Pull each line containing "Sicilia" out of the data and copy it.

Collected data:
%%
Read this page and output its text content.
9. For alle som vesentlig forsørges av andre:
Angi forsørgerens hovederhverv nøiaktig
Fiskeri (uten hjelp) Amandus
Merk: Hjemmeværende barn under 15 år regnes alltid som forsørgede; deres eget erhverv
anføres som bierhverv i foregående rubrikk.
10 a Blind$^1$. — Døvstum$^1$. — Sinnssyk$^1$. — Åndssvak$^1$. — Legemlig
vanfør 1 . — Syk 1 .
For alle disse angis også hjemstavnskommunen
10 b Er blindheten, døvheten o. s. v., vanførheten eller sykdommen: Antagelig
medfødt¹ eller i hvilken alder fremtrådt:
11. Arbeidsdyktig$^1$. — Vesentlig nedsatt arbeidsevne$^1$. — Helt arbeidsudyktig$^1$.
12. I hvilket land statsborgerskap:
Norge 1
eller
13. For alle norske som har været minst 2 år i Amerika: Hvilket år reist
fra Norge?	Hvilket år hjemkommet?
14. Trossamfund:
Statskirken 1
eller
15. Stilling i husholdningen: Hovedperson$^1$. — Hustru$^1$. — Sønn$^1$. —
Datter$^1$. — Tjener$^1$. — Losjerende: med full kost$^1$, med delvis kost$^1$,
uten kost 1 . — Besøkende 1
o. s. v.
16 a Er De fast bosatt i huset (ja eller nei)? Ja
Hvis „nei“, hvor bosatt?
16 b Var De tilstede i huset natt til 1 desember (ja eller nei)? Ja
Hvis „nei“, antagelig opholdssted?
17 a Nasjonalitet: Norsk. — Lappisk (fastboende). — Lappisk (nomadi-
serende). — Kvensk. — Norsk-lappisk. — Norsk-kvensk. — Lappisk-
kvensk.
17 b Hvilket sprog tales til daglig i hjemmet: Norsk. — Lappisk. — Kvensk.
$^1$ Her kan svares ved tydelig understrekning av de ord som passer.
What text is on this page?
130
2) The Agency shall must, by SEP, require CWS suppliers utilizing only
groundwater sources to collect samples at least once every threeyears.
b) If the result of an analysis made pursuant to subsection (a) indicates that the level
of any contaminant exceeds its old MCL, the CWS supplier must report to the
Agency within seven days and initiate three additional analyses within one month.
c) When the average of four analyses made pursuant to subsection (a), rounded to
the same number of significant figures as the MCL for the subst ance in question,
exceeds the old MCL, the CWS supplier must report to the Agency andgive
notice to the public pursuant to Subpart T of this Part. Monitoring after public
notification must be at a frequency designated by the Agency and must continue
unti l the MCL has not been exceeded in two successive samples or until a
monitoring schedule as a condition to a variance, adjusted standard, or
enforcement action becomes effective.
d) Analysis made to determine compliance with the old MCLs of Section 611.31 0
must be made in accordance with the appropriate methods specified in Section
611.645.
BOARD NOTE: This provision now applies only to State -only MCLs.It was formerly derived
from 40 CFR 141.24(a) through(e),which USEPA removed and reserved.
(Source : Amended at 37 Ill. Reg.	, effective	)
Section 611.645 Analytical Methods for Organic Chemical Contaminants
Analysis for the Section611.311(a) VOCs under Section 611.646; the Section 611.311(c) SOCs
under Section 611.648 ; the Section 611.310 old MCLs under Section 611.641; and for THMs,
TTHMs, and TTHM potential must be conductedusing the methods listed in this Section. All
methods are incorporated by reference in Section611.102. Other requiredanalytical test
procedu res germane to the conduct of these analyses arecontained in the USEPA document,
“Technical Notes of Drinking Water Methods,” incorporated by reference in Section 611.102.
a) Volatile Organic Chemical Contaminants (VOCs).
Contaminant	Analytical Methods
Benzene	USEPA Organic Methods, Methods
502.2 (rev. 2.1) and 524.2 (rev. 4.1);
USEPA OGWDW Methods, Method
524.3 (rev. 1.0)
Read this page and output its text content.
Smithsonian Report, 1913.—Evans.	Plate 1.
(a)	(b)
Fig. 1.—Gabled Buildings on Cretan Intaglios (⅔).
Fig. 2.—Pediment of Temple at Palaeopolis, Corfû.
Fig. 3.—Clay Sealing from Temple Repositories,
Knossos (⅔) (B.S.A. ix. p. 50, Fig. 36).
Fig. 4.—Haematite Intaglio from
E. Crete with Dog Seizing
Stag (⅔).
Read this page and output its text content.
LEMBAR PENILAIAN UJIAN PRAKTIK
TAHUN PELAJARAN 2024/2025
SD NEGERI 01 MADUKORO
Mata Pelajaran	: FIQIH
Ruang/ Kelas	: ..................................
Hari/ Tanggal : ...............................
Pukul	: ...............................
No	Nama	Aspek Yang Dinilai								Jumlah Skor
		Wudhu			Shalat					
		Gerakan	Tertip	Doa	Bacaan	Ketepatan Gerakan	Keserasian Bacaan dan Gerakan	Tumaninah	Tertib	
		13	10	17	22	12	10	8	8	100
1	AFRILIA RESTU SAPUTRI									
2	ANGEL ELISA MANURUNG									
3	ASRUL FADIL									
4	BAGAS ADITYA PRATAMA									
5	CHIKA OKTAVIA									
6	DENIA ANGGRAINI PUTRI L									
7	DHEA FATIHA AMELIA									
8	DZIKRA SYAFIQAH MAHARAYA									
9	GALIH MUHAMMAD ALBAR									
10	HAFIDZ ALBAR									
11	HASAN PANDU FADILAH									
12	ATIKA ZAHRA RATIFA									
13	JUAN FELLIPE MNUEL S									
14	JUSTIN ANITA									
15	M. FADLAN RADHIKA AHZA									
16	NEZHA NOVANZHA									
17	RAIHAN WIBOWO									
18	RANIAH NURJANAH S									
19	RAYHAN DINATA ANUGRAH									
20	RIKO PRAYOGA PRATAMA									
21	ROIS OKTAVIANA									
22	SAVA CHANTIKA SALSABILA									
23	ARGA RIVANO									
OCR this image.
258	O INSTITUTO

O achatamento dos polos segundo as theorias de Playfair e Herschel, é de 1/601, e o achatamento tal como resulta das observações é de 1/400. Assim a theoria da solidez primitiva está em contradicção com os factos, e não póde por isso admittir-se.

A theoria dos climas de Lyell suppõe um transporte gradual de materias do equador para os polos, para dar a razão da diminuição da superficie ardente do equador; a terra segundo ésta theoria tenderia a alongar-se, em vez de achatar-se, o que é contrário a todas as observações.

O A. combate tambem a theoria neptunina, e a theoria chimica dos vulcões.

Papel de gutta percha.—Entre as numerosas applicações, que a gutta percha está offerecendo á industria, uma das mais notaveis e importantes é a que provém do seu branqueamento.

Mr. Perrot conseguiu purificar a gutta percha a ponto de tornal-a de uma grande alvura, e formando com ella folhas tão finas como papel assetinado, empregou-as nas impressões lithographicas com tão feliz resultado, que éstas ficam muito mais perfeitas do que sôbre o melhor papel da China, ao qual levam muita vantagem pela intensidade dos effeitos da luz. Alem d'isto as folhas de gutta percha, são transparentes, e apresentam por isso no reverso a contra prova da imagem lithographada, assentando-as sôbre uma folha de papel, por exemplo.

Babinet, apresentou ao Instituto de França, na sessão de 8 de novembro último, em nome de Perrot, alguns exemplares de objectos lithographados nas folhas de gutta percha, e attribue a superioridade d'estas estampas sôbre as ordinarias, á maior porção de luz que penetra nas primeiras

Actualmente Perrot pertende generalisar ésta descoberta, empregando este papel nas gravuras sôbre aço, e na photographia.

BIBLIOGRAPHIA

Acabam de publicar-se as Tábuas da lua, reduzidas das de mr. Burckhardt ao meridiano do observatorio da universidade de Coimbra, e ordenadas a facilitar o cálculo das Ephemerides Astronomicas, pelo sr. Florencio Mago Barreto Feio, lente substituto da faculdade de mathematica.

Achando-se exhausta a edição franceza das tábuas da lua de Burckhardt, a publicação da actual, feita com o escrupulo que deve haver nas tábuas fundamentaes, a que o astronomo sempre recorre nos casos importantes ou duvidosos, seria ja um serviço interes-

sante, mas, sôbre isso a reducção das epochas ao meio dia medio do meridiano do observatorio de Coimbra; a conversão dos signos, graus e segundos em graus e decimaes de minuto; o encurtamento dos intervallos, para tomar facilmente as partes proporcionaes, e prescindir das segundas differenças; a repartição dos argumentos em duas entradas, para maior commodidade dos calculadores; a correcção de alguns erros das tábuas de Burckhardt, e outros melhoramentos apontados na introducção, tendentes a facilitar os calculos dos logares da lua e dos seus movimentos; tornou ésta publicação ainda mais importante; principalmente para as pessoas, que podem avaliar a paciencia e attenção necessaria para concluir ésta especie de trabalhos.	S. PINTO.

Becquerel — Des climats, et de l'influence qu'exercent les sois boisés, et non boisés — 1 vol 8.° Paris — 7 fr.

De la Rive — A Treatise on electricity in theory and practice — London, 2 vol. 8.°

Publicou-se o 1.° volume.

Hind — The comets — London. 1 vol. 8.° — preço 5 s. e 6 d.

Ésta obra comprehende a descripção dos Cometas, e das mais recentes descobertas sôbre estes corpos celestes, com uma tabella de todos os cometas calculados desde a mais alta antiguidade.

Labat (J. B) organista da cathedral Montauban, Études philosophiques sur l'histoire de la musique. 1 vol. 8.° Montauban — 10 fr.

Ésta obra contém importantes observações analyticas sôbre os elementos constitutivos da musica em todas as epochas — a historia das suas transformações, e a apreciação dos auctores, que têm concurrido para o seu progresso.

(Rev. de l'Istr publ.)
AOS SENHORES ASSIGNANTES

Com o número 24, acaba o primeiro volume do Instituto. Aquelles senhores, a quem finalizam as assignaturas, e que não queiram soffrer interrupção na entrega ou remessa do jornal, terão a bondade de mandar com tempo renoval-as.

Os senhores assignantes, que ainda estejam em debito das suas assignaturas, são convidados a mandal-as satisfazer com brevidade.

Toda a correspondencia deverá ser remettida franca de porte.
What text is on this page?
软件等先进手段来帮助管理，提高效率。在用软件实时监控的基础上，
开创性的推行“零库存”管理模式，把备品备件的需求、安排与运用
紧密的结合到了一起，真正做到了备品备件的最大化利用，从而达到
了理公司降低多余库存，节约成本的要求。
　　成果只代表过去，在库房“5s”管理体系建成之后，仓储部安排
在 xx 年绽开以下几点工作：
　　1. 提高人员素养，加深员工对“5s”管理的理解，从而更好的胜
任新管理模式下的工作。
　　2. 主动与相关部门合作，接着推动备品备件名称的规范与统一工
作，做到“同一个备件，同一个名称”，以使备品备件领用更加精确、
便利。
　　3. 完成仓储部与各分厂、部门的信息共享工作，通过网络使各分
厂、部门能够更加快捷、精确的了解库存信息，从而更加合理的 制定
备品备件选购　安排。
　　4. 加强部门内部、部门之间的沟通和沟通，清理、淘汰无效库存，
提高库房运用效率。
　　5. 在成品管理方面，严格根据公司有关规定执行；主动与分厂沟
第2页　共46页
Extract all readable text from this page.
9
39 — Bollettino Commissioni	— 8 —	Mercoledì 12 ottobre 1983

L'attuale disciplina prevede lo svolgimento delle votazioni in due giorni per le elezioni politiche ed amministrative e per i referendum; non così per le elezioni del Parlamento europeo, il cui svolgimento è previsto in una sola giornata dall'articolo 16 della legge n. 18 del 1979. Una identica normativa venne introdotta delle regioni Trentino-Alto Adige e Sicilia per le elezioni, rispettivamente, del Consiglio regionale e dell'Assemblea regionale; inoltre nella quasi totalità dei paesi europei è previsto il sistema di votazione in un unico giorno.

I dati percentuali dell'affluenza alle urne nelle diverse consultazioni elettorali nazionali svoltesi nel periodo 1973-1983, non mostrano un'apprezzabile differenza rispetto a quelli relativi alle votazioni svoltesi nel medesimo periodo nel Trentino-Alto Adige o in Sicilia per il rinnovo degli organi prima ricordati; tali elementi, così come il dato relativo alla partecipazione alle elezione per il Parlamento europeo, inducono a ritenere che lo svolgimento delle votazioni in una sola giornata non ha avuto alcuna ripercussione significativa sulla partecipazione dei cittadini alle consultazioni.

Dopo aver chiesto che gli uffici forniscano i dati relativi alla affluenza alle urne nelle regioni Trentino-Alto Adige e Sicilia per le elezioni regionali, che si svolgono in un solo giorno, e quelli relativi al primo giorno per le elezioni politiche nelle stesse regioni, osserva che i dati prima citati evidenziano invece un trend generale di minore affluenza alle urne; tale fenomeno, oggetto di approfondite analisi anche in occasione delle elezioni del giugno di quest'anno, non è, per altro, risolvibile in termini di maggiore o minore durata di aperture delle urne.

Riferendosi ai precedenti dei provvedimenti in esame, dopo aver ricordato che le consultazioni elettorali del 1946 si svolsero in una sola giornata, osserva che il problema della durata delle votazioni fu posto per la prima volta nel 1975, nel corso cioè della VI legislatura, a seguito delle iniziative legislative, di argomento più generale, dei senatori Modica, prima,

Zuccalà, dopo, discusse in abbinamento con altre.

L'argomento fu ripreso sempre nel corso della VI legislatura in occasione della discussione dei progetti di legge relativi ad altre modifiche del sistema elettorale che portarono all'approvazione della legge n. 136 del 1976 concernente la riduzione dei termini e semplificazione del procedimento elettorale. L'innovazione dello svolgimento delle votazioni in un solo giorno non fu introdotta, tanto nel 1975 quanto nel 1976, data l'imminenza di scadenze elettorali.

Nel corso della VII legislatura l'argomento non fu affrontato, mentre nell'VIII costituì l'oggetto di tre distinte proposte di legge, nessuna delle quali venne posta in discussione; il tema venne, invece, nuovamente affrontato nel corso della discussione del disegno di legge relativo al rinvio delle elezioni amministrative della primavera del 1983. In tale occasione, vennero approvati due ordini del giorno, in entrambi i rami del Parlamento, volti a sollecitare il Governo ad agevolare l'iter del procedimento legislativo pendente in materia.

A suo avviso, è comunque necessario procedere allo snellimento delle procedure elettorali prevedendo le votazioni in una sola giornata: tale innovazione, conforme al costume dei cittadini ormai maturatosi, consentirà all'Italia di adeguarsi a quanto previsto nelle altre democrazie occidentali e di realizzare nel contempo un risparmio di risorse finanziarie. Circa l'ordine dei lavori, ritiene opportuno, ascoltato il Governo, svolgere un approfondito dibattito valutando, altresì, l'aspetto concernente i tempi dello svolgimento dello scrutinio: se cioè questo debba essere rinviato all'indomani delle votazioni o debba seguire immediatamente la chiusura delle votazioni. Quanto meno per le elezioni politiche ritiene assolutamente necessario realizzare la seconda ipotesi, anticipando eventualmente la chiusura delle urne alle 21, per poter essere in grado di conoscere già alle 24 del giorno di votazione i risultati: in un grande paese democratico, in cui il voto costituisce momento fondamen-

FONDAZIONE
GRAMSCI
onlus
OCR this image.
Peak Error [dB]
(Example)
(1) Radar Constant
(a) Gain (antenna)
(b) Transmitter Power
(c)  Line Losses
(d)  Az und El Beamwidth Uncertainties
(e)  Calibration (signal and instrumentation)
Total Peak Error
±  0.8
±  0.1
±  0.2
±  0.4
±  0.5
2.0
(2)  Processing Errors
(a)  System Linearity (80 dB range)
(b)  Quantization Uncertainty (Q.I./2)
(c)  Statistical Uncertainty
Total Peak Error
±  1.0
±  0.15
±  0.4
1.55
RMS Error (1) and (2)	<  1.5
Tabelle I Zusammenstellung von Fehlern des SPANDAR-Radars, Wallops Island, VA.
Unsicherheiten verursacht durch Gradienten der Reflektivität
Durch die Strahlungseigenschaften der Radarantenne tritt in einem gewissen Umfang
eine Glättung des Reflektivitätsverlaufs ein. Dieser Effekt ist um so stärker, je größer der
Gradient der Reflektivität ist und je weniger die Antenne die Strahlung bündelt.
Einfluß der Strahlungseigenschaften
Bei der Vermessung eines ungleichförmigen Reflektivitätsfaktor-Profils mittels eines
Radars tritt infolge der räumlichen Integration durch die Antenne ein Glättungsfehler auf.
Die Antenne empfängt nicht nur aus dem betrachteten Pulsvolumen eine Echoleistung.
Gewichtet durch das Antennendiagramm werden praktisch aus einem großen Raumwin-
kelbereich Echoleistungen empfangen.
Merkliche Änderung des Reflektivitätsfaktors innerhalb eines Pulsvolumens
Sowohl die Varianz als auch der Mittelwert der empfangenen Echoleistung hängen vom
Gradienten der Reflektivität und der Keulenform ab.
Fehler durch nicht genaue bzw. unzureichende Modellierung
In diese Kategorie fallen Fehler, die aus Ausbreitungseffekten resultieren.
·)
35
%%
* Result below *
L'attuale disciplina prevede lo svolgimento delle votazioni in due giorni per le elezioni politiche ed amministrative e per i referendum; non così per le elezioni del Parlamento europeo, il cui svolgimento è previsto in una sola giornata dall'articolo 16 della legge n. 18 del 1979. Una identica normativa venne introdotta delle regioni Trentino-Alto Adige e Sicilia per le elezioni, rispettivamente, del Consiglio regionale e dell'Assemblea regionale; inoltre nella quasi totalità dei paesi europei è previsto il sistema di votazione in un unico giorno.
I dati percentuali dell'affluenza alle urne nelle diverse consultazioni elettorali nazionali svoltesi nel periodo 1973-1983, non mostrano un'apprezzabile differenza rispetto a quelli relativi alle votazioni svoltesi nel medesimo periodo nel Trentino-Alto Adige o in Sicilia per il rinnovo degli organi prima ricordati; tali elementi, così come il dato relativo alla partecipazione alle elezione per il Parlamento europeo, inducono a ritenere che lo svolgimento delle votazioni in una sola giornata non ha avuto alcuna ripercussione significativa sulla partecipazione dei cittadini alle consultazioni.
Dopo aver chiesto che gli uffici forniscano i dati relativi alla affluenza alle urne nelle regioni Trentino-Alto Adige e Sicilia per le elezioni regionali, che si svolgono in un solo giorno, e quelli relativi al primo giorno per le elezioni politiche nelle stesse regioni, osserva che i dati prima citati evidenziano invece un trend generale di minore affluenza alle urne; tale fenomeno, oggetto di approfondite analisi anche in occasione delle elezioni del giugno di quest'anno, non è, per altro, risolvibile in termini di maggiore o minore durata di aperture delle urne.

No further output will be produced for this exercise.